=== Written request ===
Retype all of the data. Every line must match exactly.

Stored data
--- Begin ---

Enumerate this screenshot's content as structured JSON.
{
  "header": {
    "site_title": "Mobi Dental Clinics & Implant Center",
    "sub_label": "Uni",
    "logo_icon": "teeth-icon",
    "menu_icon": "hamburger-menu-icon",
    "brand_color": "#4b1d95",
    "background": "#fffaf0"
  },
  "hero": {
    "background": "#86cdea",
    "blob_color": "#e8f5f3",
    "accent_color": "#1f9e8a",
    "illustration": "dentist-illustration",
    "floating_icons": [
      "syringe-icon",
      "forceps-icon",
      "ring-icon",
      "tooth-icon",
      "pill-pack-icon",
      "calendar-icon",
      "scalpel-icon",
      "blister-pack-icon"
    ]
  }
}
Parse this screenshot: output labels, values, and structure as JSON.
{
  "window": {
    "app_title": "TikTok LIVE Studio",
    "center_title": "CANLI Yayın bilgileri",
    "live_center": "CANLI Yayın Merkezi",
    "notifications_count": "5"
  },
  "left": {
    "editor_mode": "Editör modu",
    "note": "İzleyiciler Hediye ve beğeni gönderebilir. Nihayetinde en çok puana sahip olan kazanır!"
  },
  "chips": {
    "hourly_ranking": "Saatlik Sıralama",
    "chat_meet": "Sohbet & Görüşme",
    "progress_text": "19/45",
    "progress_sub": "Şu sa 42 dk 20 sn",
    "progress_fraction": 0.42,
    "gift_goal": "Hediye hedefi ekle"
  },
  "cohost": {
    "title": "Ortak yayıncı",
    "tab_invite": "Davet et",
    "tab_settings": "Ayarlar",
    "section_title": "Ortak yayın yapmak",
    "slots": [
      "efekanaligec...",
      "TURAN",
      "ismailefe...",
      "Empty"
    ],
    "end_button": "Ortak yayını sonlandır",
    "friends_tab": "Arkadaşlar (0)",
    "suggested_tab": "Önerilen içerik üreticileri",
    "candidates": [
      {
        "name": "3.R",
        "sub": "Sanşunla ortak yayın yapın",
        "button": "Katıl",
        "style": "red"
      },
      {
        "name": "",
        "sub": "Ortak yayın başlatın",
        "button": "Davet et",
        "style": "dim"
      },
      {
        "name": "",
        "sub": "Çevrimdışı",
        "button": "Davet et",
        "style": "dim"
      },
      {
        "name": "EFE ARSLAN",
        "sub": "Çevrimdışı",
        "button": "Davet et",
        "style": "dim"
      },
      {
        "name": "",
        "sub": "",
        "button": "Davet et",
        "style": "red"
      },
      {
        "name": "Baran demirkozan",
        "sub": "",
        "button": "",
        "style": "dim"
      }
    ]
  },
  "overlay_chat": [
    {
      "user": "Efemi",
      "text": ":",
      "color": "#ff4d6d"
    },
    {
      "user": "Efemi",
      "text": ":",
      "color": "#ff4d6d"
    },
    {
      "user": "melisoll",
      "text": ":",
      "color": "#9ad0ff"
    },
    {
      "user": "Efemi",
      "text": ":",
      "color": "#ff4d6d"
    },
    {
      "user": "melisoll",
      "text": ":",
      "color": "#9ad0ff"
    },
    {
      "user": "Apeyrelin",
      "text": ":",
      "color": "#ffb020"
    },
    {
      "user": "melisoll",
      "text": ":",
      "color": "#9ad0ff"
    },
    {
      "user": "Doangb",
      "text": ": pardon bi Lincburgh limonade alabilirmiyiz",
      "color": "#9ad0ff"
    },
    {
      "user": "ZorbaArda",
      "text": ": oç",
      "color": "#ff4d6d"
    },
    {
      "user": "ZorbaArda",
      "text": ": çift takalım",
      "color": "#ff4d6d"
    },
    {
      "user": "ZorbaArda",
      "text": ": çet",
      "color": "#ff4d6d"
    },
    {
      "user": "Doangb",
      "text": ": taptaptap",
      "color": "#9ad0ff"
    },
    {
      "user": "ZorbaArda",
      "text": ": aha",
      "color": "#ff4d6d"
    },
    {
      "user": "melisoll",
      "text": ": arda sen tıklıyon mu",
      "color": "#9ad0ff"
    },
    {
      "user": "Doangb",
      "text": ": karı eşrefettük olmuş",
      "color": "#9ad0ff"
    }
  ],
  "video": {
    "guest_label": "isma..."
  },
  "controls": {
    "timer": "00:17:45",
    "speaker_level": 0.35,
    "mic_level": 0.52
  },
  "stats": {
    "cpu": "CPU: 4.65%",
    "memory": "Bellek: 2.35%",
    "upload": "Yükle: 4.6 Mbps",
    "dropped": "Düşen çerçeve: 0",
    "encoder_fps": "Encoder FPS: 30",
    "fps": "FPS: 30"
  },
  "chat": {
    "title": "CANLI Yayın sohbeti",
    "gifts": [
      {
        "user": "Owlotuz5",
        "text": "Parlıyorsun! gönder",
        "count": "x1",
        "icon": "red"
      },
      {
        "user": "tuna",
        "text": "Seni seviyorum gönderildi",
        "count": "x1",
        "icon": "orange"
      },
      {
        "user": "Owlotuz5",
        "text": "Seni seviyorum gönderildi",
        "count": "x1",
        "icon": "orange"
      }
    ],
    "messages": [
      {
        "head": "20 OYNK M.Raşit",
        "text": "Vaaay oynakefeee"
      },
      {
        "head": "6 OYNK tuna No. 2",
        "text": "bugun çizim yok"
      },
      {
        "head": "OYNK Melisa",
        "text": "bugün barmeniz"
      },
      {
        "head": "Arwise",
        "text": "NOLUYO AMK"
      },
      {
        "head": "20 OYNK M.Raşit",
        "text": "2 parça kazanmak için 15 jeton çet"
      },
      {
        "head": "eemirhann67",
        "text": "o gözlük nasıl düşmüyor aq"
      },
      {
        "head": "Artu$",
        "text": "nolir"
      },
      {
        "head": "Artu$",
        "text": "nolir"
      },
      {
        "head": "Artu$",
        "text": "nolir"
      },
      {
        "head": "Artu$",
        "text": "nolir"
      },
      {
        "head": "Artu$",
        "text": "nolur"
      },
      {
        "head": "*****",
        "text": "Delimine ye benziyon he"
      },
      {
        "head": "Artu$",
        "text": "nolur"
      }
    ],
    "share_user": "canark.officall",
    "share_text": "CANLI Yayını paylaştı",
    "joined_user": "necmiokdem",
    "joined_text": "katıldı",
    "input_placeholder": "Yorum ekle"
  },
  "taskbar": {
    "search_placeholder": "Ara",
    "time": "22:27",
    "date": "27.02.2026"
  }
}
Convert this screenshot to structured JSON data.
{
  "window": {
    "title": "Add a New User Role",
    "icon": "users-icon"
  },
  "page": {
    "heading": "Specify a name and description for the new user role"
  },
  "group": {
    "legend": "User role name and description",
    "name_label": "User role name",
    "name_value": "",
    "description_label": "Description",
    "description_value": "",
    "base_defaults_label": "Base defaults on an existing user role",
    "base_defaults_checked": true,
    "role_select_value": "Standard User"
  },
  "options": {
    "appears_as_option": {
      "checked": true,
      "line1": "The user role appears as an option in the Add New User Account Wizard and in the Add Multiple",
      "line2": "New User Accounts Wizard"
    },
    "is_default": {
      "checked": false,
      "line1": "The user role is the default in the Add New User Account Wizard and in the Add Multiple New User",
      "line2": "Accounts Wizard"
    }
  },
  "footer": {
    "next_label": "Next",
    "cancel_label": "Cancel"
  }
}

--- End ---

=== Response to the task ===
Enumerate this screenshot's content as structured JSON.
{
  "header": {
    "site_title": "Mobi Dental Clinics & Implant Center",
    "sub_label": "Uni",
    "logo_icon": "teeth-icon",
    "menu_icon": "hamburger-menu-icon",
    "brand_color": "#4b1d95",
    "background": "#fffaf0"
  },
  "hero": {
    "background": "#86cdea",
    "blob_color": "#e8f5f3",
    "accent_color": "#1f9e8a",
    "illustration": "dentist-illustration",
    "floating_icons": [
      "syringe-icon",
      "forceps-icon",
      "ring-icon",
      "tooth-icon",
      "pill-pack-icon",
      "calendar-icon",
      "scalpel-icon",
      "blister-pack-icon"
    ]
  }
}
Parse this screenshot: output labels, values, and structure as JSON.
{
  "window": {
    "app_title": "TikTok LIVE Studio",
    "center_title": "CANLI Yayın bilgileri",
    "live_center": "CANLI Yayın Merkezi",
    "notifications_count": "5"
  },
  "left": {
    "editor_mode": "Editör modu",
    "note": "İzleyiciler Hediye ve beğeni gönderebilir. Nihayetinde en çok puana sahip olan kazanır!"
  },
  "chips": {
    "hourly_ranking": "Saatlik Sıralama",
    "chat_meet": "Sohbet & Görüşme",
    "progress_text": "19/45",
    "progress_sub": "Şu sa 42 dk 20 sn",
    "progress_fraction": 0.42,
    "gift_goal": "Hediye hedefi ekle"
  },
  "cohost": {
    "title": "Ortak yayıncı",
    "tab_invite": "Davet et",
    "tab_settings": "Ayarlar",
    "section_title": "Ortak yayın yapmak",
    "slots": [
      "efekanaligec...",
      "TURAN",
      "ismailefe...",
      "Empty"
    ],
    "end_button": "Ortak yayını sonlandır",
    "friends_tab": "Arkadaşlar (0)",
    "suggested_tab": "Önerilen içerik üreticileri",
    "candidates": [
      {
        "name": "3.R",
        "sub": "Sanşunla ortak yayın yapın",
        "button": "Katıl",
        "style": "red"
      },
      {
        "name": "",
        "sub": "Ortak yayın başlatın",
        "button": "Davet et",
        "style": "dim"
      },
      {
        "name": "",
        "sub": "Çevrimdışı",
        "button": "Davet et",
        "style": "dim"
      },
      {
        "name": "EFE ARSLAN",
        "sub": "Çevrimdışı",
        "button": "Davet et",
        "style": "dim"
      },
      {
        "name": "",
        "sub": "",
        "button": "Davet et",
        "style": "red"
      },
      {
        "name": "Baran demirkozan",
        "sub": "",
        "button": "",
        "style": "dim"
      }
    ]
  },
  "overlay_chat": [
    {
      "user": "Efemi",
      "text": ":",
      "color": "#ff4d6d"
    },
    {
      "user": "Efemi",
      "text": ":",
      "color": "#ff4d6d"
    },
    {
      "user": "melisoll",
      "text": ":",
      "color": "#9ad0ff"
    },
    {
      "user": "Efemi",
      "text": ":",
      "color": "#ff4d6d"
    },
    {
      "user": "melisoll",
      "text": ":",
      "color": "#9ad0ff"
    },
    {
      "user": "Apeyrelin",
      "text": ":",
      "color": "#ffb020"
    },
    {
      "user": "melisoll",
      "text": ":",
      "color": "#9ad0ff"
    },
    {
      "user": "Doangb",
      "text": ": pardon bi Lincburgh limonade alabilirmiyiz",
      "color": "#9ad0ff"
    },
    {
      "user": "ZorbaArda",
      "text": ": oç",
      "color": "#ff4d6d"
    },
    {
      "user": "ZorbaArda",
      "text": ": çift takalım",
      "color": "#ff4d6d"
    },
    {
      "user": "ZorbaArda",
      "text": ": çet",
      "color": "#ff4d6d"
    },
    {
      "user": "Doangb",
      "text": ": taptaptap",
      "color": "#9ad0ff"
    },
    {
      "user": "ZorbaArda",
      "text": ": aha",
      "color": "#ff4d6d"
    },
    {
      "user": "melisoll",
      "text": ": arda sen tıklıyon mu",
      "color": "#9ad0ff"
    },
    {
      "user": "Doangb",
      "text": ": karı eşrefettük olmuş",
      "color": "#9ad0ff"
    }
  ],
  "video": {
    "guest_label": "isma..."
  },
  "controls": {
    "timer": "00:17:45",
    "speaker_level": 0.35,
    "mic_level": 0.52
  },
  "stats": {
    "cpu": "CPU: 4.65%",
    "memory": "Bellek: 2.35%",
    "upload": "Yükle: 4.6 Mbps",
    "dropped": "Düşen çerçeve: 0",
    "encoder_fps": "Encoder FPS: 30",
    "fps": "FPS: 30"
  },
  "chat": {
    "title": "CANLI Yayın sohbeti",
    "gifts": [
      {
        "user": "Owlotuz5",
        "text": "Parlıyorsun! gönder",
        "count": "x1",
        "icon": "red"
      },
      {
        "user": "tuna",
        "text": "Seni seviyorum gönderildi",
        "count": "x1",
        "icon": "orange"
      },
      {
        "user": "Owlotuz5",
        "text": "Seni seviyorum gönderildi",
        "count": "x1",
        "icon": "orange"
      }
    ],
    "messages": [
      {
        "head": "20 OYNK M.Raşit",
        "text": "Vaaay oynakefeee"
      },
      {
        "head": "6 OYNK tuna No. 2",
        "text": "bugun çizim yok"
      },
      {
        "head": "OYNK Melisa",
        "text": "bugün barmeniz"
      },
      {
        "head": "Arwise",
        "text": "NOLUYO AMK"
      },
      {
        "head": "20 OYNK M.Raşit",
        "text": "2 parça kazanmak için 15 jeton çet"
      },
      {
        "head": "eemirhann67",
        "text": "o gözlük nasıl düşmüyor aq"
      },
      {
        "head": "Artu$",
        "text": "nolir"
      },
      {
        "head": "Artu$",
        "text": "nolir"
      },
      {
        "head": "Artu$",
        "text": "nolir"
      },
      {
        "head": "Artu$",
        "text": "nolir"
      },
      {
        "head": "Artu$",
        "text": "nolur"
      },
      {
        "head": "*****",
        "text": "Delimine ye benziyon he"
      },
      {
        "head": "Artu$",
        "text": "nolur"
      }
    ],
    "share_user": "canark.officall",
    "share_text": "CANLI Yayını paylaştı",
    "joined_user": "necmiokdem",
    "joined_text": "katıldı",
    "input_placeholder": "Yorum ekle"
  },
  "taskbar": {
    "search_placeholder": "Ara",
    "time": "22:27",
    "date": "27.02.2026"
  }
}
Convert this screenshot to structured JSON data.
{
  "window": {
    "title": "Add a New User Role",
    "icon": "users-icon"
  },
  "page": {
    "heading": "Specify a name and description for the new user role"
  },
  "group": {
    "legend": "User role name and description",
    "name_label": "User role name",
    "name_value": "",
    "description_label": "Description",
    "description_value": "",
    "base_defaults_label": "Base defaults on an existing user role",
    "base_defaults_checked": true,
    "role_select_value": "Standard User"
  },
  "options": {
    "appears_as_option": {
      "checked": true,
      "line1": "The user role appears as an option in the Add New User Account Wizard and in the Add Multiple",
      "line2": "New User Accounts Wizard"
    },
    "is_default": {
      "checked": false,
      "line1": "The user role is the default in the Add New User Account Wizard and in the Add Multiple New User",
      "line2": "Accounts Wizard"
    }
  },
  "footer": {
    "next_label": "Next",
    "cancel_label": "Cancel"
  }
}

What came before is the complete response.